--- Begin ---

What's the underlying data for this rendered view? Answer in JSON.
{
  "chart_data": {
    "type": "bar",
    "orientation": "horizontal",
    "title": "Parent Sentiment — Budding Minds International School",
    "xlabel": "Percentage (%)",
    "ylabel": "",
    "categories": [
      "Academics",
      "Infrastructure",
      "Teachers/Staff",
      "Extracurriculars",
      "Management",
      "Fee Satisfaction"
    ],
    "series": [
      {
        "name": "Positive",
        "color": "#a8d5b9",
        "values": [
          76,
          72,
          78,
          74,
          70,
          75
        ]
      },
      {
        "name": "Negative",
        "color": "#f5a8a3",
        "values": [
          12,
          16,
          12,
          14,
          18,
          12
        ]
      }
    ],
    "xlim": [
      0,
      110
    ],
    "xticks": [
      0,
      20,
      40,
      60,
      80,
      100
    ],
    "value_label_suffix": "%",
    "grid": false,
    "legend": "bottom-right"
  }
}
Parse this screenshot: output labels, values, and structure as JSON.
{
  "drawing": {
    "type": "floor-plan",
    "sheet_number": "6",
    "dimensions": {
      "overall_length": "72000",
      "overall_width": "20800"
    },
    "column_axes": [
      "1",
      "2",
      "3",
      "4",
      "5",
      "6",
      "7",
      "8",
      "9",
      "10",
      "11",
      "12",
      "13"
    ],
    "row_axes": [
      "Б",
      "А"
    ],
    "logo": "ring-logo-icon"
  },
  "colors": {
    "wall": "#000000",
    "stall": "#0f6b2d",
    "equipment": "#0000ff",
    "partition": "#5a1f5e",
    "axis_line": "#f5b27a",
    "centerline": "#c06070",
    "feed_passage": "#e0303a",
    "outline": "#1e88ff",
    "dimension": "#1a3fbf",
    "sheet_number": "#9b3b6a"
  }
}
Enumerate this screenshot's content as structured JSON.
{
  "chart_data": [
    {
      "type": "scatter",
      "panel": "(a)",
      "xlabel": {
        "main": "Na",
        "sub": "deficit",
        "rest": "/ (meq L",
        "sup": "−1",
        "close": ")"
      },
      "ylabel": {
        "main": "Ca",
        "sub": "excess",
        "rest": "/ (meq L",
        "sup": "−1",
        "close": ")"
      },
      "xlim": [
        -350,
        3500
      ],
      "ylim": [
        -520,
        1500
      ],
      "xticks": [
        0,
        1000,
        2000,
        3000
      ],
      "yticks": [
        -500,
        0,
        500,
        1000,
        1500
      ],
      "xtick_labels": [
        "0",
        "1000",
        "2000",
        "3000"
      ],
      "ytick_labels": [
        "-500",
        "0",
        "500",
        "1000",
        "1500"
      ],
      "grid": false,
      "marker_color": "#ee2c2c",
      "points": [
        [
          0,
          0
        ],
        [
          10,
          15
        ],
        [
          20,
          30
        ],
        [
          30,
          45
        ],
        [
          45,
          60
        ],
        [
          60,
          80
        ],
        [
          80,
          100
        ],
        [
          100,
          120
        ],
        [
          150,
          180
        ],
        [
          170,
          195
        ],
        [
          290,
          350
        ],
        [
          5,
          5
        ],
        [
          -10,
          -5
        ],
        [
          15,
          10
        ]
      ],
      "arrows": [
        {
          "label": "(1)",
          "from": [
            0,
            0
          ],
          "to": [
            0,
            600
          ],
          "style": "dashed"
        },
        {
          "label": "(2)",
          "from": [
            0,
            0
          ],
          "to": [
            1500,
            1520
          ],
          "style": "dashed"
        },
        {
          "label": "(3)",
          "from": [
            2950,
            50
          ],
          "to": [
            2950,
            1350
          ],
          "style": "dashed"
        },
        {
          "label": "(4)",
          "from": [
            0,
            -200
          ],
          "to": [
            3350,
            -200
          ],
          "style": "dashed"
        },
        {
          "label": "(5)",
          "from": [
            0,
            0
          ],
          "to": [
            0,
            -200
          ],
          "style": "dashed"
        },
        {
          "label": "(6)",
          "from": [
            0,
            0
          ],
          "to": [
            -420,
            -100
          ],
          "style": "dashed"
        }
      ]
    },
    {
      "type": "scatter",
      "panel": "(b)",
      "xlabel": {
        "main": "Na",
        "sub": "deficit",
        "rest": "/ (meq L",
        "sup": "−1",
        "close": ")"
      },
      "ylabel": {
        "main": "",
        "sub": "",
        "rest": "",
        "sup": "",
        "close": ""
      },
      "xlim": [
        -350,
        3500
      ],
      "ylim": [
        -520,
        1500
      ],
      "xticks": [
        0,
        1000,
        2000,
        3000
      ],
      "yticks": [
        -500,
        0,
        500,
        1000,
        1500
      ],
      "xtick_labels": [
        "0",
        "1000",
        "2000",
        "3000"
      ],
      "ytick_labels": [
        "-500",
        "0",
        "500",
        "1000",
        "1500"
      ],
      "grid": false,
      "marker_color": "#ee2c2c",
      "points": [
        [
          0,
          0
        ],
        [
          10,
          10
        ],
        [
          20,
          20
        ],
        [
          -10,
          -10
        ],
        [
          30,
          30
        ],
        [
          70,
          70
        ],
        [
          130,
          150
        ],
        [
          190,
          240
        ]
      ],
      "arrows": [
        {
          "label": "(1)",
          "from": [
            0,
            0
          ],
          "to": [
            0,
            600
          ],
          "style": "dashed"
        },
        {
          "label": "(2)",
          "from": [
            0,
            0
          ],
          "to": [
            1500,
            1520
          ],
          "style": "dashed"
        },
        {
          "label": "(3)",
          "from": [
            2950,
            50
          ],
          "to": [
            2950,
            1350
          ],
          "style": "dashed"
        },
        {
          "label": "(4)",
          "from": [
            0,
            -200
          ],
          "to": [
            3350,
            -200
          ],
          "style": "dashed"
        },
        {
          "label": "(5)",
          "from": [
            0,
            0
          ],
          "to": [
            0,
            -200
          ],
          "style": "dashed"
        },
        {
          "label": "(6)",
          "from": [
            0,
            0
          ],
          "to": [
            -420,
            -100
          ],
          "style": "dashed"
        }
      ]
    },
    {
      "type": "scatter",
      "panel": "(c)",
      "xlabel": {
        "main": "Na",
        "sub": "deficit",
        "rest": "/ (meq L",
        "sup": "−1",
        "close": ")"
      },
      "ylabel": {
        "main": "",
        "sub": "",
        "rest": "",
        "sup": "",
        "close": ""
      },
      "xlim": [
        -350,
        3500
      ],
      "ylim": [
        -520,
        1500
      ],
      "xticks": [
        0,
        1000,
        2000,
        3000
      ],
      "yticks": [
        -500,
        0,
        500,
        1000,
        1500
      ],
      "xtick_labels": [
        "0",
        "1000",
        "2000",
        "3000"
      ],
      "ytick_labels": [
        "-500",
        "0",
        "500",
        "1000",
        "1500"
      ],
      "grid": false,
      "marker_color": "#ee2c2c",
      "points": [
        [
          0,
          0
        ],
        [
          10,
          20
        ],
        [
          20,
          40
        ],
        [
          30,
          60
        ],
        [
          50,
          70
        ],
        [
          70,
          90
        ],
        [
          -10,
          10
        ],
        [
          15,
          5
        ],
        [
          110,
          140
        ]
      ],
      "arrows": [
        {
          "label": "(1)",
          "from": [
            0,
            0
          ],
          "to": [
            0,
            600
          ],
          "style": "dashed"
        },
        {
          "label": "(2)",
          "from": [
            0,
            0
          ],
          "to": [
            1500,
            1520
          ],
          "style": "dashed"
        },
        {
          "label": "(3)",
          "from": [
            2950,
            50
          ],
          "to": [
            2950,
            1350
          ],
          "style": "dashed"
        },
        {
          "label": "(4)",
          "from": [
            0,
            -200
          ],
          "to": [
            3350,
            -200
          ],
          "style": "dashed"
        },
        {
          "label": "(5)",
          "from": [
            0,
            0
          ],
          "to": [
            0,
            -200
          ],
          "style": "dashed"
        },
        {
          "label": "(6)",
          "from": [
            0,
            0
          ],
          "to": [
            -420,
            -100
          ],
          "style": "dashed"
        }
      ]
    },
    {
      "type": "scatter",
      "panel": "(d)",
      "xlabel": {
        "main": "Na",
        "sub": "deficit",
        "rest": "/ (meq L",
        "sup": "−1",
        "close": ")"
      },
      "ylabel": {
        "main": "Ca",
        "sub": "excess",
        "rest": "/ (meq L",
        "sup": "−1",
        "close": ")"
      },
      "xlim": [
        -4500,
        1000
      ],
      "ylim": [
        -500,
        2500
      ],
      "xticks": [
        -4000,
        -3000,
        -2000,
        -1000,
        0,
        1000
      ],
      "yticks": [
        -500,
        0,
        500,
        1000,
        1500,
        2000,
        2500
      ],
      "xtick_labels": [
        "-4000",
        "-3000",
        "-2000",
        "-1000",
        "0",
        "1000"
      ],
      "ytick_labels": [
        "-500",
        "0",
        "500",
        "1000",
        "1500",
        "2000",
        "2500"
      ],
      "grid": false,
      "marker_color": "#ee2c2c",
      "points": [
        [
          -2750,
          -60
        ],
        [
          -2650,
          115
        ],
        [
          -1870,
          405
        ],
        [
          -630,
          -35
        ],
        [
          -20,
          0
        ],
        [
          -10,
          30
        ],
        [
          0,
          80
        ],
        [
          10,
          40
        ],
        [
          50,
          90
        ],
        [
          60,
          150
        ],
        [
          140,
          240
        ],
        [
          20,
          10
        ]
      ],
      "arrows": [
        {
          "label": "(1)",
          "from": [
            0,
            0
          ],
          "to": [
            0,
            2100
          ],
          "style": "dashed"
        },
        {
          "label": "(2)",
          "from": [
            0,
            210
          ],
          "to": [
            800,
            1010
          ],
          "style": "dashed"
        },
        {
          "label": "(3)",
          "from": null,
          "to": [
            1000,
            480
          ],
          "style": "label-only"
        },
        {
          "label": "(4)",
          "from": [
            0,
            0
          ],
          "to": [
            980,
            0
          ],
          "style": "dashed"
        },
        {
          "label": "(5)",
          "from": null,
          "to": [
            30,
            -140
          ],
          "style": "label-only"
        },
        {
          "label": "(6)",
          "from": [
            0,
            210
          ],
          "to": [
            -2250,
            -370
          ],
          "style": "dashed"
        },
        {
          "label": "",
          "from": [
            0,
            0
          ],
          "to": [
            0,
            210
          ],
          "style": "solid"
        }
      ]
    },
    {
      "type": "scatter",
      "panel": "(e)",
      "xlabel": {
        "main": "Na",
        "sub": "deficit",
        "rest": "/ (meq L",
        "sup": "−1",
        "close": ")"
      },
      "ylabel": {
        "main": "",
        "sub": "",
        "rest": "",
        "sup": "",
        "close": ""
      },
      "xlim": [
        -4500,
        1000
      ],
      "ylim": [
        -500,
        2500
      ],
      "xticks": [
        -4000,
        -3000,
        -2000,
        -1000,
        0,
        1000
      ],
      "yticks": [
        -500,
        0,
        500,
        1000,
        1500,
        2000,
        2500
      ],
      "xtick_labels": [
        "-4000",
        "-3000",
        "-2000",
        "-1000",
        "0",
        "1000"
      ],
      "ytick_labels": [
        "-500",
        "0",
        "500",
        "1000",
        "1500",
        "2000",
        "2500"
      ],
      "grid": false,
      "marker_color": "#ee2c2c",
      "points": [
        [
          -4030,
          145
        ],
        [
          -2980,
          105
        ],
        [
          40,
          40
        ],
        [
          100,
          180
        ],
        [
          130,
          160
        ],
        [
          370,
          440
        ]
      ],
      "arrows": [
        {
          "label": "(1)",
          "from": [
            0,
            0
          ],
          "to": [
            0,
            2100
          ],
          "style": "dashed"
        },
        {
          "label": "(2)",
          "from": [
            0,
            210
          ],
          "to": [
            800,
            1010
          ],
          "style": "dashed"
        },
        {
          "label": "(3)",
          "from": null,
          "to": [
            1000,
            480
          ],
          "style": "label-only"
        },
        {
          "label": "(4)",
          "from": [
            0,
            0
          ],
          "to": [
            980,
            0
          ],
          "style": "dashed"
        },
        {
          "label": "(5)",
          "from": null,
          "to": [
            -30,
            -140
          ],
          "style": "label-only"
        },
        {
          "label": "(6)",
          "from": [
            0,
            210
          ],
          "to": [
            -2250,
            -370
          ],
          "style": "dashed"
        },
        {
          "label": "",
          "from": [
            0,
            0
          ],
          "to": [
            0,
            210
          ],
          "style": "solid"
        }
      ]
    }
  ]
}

--- End ---

BRIEF: Extract every line of the records above that contains the word "panel".

FULL ANSWER:
      "panel": "(a)",
      "panel": "(b)",
      "panel": "(c)",
      "panel": "(d)",
      "panel": "(e)",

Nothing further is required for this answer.